→ **OBJECTIVE**:
Set down the records once more, please, exactly and with the pictures left out.

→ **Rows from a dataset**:
- - - -
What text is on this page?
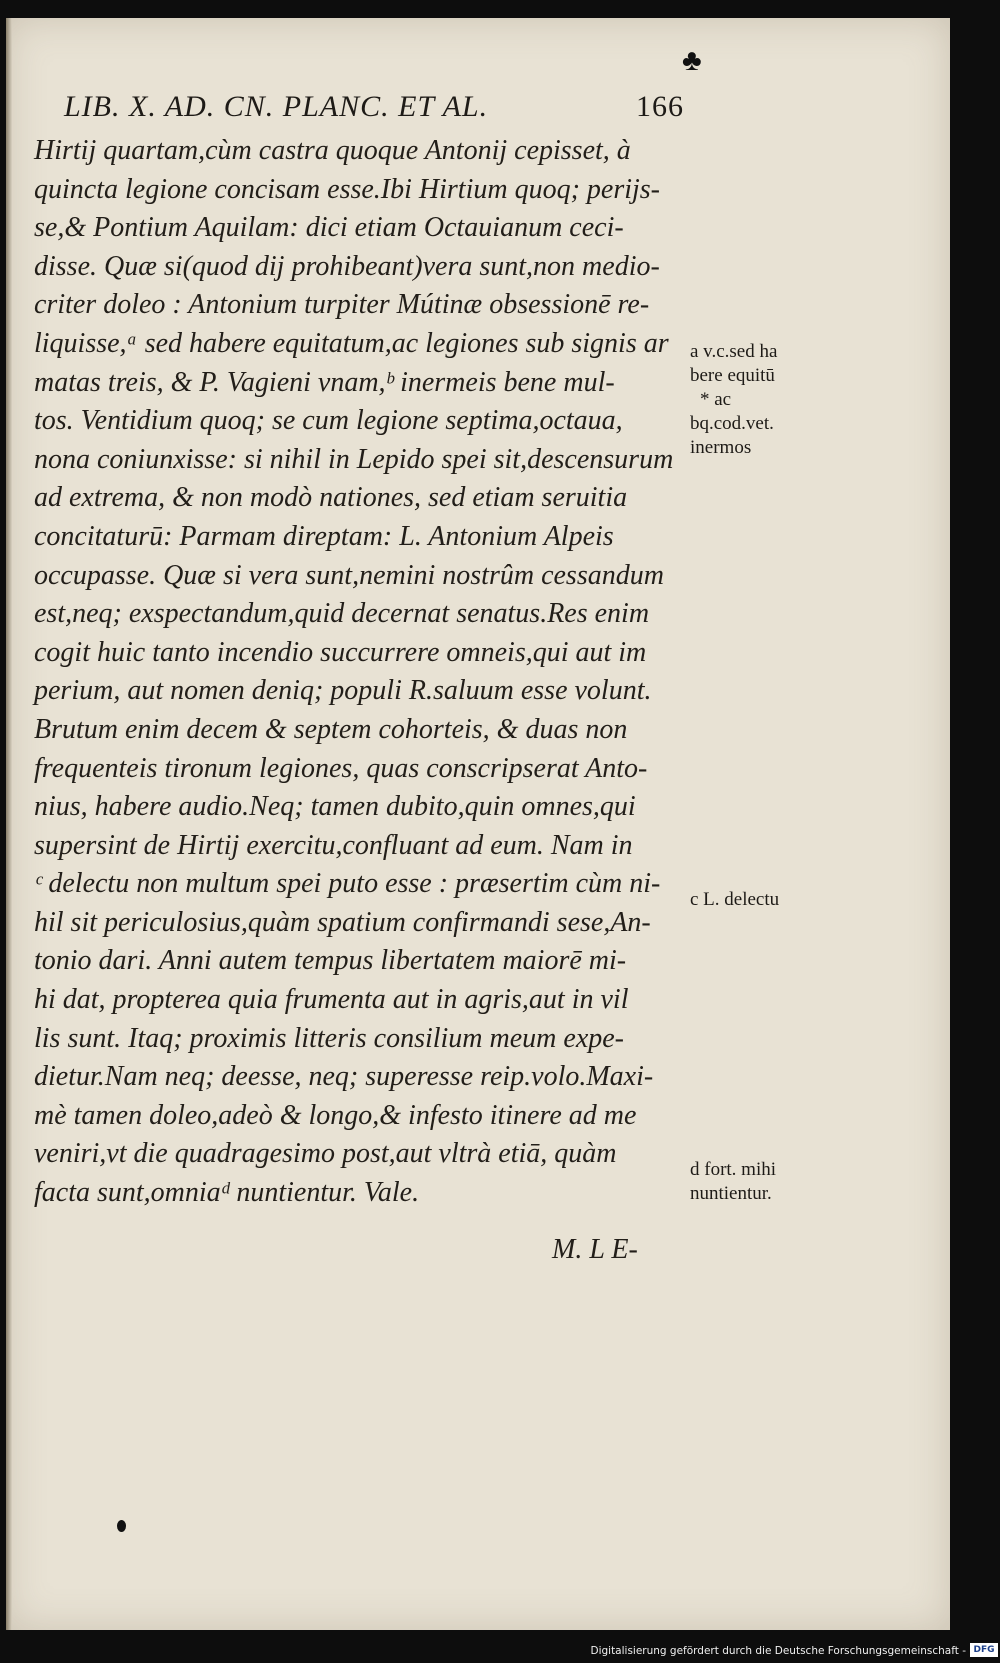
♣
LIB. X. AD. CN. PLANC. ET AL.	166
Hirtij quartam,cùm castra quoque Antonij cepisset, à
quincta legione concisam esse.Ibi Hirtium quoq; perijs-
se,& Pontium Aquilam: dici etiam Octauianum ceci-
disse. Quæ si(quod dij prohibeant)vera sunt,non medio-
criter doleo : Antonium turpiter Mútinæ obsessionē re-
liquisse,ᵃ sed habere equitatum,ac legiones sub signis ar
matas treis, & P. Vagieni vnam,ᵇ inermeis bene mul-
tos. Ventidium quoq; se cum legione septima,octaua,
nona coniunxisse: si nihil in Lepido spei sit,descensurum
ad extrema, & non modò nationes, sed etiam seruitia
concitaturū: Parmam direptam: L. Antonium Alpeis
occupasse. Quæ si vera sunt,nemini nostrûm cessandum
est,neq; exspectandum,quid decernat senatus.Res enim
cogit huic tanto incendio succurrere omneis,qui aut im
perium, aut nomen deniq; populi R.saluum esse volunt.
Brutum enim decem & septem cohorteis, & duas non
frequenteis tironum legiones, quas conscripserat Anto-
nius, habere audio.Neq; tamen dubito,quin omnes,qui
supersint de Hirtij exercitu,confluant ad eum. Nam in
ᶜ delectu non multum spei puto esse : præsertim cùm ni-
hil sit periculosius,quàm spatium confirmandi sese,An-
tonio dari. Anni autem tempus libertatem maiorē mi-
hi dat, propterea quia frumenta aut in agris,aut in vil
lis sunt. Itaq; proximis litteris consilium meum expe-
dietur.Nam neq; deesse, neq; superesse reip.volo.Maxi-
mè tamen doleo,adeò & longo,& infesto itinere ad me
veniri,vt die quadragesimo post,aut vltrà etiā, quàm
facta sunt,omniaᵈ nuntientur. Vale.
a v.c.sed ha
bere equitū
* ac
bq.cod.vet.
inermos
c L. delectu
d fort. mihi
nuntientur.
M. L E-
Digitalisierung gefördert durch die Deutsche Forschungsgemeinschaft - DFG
- - - -
→ **RESULT BELOW**:
What text is on this page?
♣
LIB. X. AD. CN. PLANC. ET AL.	166
Hirtij quartam,cùm castra quoque Antonij cepisset, à
quincta legione concisam esse.Ibi Hirtium quoq; perijs-
se,& Pontium Aquilam: dici etiam Octauianum ceci-
disse. Quæ si(quod dij prohibeant)vera sunt,non medio-
criter doleo : Antonium turpiter Mútinæ obsessionē re-
liquisse,ᵃ sed habere equitatum,ac legiones sub signis ar
matas treis, & P. Vagieni vnam,ᵇ inermeis bene mul-
tos. Ventidium quoq; se cum legione septima,octaua,
nona coniunxisse: si nihil in Lepido spei sit,descensurum
ad extrema, & non modò nationes, sed etiam seruitia
concitaturū: Parmam direptam: L. Antonium Alpeis
occupasse. Quæ si vera sunt,nemini nostrûm cessandum
est,neq; exspectandum,quid decernat senatus.Res enim
cogit huic tanto incendio succurrere omneis,qui aut im
perium, aut nomen deniq; populi R.saluum esse volunt.
Brutum enim decem & septem cohorteis, & duas non
frequenteis tironum legiones, quas conscripserat Anto-
nius, habere audio.Neq; tamen dubito,quin omnes,qui
supersint de Hirtij exercitu,confluant ad eum. Nam in
ᶜ delectu non multum spei puto esse : præsertim cùm ni-
hil sit periculosius,quàm spatium confirmandi sese,An-
tonio dari. Anni autem tempus libertatem maiorē mi-
hi dat, propterea quia frumenta aut in agris,aut in vil
lis sunt. Itaq; proximis litteris consilium meum expe-
dietur.Nam neq; deesse, neq; superesse reip.volo.Maxi-
mè tamen doleo,adeò & longo,& infesto itinere ad me
veniri,vt die quadragesimo post,aut vltrà etiā, quàm
facta sunt,omniaᵈ nuntientur. Vale.
a v.c.sed ha
bere equitū
* ac
bq.cod.vet.
inermos
c L. delectu
d fort. mihi
nuntientur.
M. L E-
Digitalisierung gefördert durch die Deutsche Forschungsgemeinschaft - DFG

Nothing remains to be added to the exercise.